List all lines of the data containing the word "algorithm".
========================
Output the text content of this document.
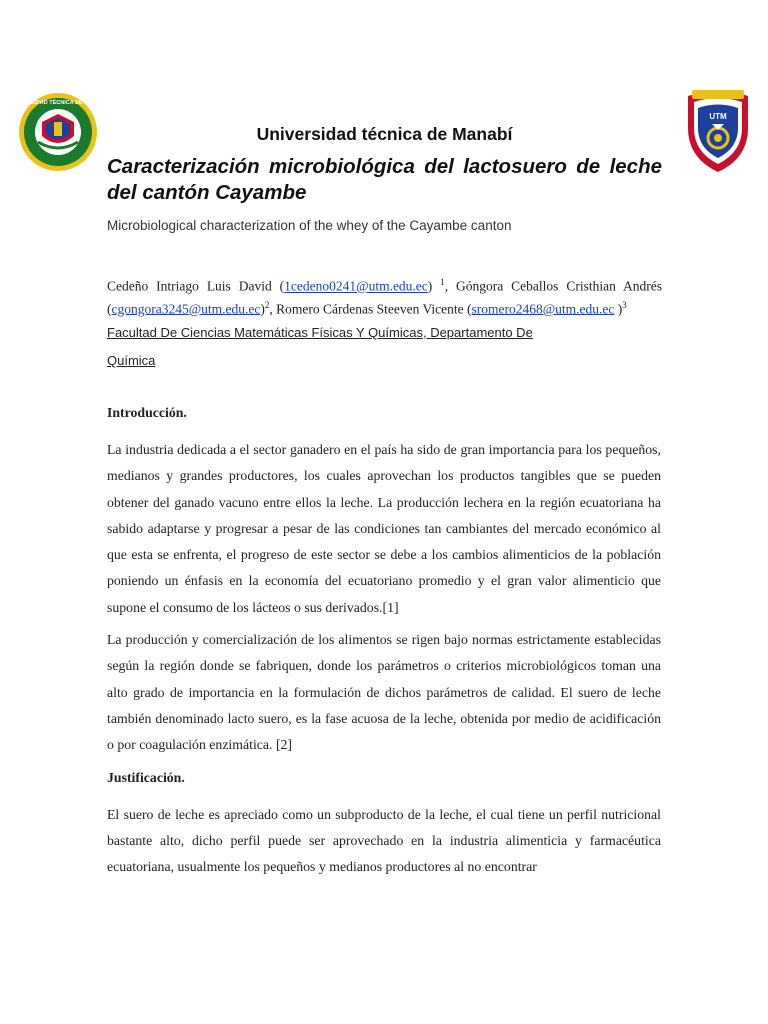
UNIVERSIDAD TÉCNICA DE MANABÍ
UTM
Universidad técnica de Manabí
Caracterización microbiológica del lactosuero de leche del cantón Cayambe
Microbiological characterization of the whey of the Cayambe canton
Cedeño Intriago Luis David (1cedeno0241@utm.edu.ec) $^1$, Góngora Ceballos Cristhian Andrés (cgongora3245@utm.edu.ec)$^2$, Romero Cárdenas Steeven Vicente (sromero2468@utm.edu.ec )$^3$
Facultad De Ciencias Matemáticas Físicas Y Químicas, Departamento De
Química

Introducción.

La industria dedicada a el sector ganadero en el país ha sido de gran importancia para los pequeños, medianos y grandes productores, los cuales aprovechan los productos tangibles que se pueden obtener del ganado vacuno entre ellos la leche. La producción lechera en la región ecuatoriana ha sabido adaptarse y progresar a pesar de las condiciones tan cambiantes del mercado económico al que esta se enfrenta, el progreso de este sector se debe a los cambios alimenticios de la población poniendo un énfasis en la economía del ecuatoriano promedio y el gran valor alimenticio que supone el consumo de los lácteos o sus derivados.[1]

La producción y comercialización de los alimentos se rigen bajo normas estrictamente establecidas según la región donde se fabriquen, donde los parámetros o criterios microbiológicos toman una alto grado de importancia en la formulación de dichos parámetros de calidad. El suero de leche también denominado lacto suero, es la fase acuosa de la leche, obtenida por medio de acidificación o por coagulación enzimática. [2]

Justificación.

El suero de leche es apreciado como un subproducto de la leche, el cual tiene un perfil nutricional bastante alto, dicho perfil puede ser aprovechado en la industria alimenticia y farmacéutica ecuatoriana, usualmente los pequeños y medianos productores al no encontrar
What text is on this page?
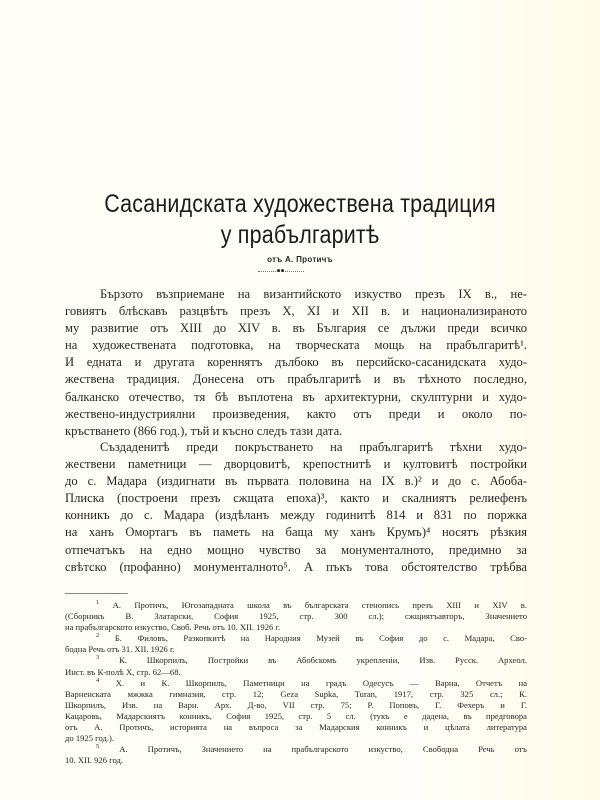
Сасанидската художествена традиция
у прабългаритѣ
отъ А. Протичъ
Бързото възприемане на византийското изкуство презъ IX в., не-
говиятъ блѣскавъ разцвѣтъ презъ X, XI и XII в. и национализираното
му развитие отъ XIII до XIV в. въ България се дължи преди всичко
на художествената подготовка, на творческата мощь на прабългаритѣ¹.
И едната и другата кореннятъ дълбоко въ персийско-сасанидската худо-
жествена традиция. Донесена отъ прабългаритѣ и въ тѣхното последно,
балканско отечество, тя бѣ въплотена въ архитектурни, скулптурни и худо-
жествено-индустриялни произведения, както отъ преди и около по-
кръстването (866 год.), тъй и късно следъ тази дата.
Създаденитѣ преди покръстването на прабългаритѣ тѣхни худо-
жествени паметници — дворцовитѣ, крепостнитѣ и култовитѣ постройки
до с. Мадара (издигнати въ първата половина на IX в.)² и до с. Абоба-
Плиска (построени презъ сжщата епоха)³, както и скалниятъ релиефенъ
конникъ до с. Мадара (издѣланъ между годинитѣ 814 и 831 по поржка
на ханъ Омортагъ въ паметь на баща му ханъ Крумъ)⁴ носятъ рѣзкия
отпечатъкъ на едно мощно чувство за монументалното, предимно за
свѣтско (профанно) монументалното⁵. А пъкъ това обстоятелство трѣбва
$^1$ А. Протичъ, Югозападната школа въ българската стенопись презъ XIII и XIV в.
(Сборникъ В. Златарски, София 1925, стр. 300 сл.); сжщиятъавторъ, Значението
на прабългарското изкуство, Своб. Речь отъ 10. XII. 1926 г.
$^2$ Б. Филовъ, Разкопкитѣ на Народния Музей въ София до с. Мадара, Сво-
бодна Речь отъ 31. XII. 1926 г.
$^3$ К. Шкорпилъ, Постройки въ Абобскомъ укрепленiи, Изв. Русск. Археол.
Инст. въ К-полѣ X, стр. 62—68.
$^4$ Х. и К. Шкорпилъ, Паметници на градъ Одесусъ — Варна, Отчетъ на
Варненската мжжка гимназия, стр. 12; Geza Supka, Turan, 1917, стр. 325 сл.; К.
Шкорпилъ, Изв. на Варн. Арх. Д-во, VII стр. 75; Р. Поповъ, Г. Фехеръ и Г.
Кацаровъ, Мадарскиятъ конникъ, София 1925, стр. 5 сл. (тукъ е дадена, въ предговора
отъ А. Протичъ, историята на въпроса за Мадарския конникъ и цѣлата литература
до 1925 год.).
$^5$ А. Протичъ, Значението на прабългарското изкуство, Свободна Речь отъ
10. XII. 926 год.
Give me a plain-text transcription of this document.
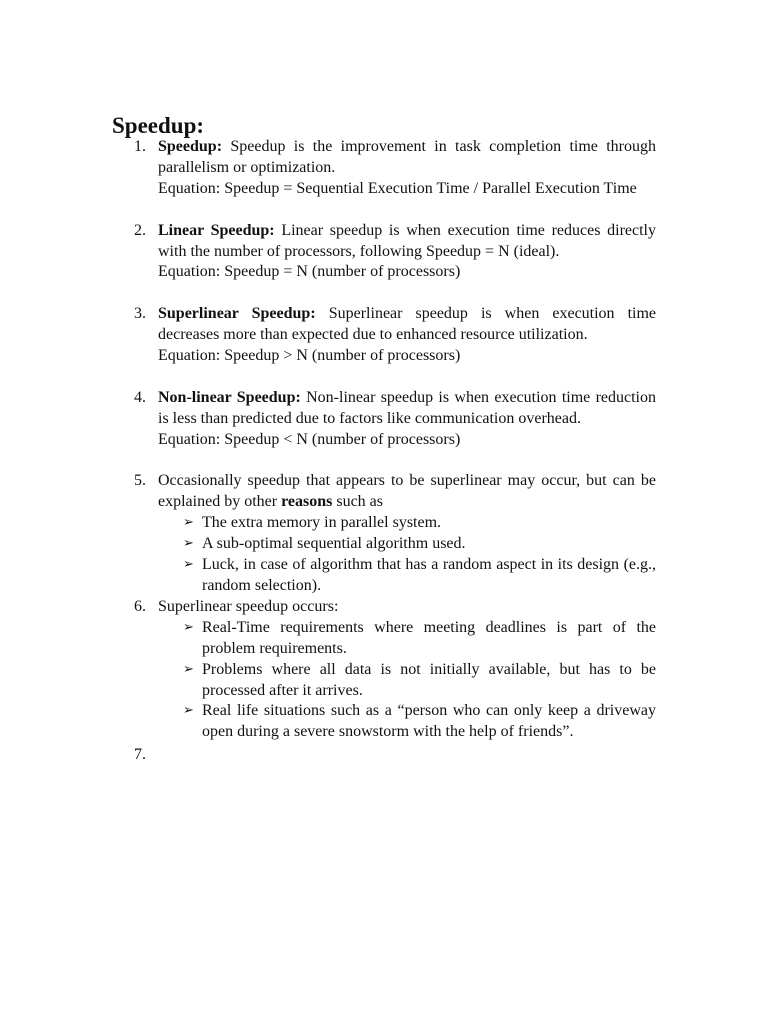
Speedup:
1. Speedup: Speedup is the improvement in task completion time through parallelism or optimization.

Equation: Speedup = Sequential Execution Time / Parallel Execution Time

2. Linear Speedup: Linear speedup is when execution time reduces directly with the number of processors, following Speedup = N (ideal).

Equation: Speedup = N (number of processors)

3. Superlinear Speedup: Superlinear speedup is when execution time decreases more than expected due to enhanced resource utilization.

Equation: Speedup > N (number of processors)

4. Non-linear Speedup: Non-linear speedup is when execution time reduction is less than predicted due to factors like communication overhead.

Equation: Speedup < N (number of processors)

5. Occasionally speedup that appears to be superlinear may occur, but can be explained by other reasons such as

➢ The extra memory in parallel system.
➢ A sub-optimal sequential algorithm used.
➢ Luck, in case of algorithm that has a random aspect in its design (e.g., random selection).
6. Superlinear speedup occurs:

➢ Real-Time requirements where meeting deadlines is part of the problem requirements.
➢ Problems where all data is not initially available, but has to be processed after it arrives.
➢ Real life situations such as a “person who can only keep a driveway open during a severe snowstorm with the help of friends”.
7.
========================
▶ _WORKED ANSWER_
➢ A sub-optimal sequential algorithm used.
➢ Luck, in case of algorithm that has a random aspect in its design (e.g., random selection).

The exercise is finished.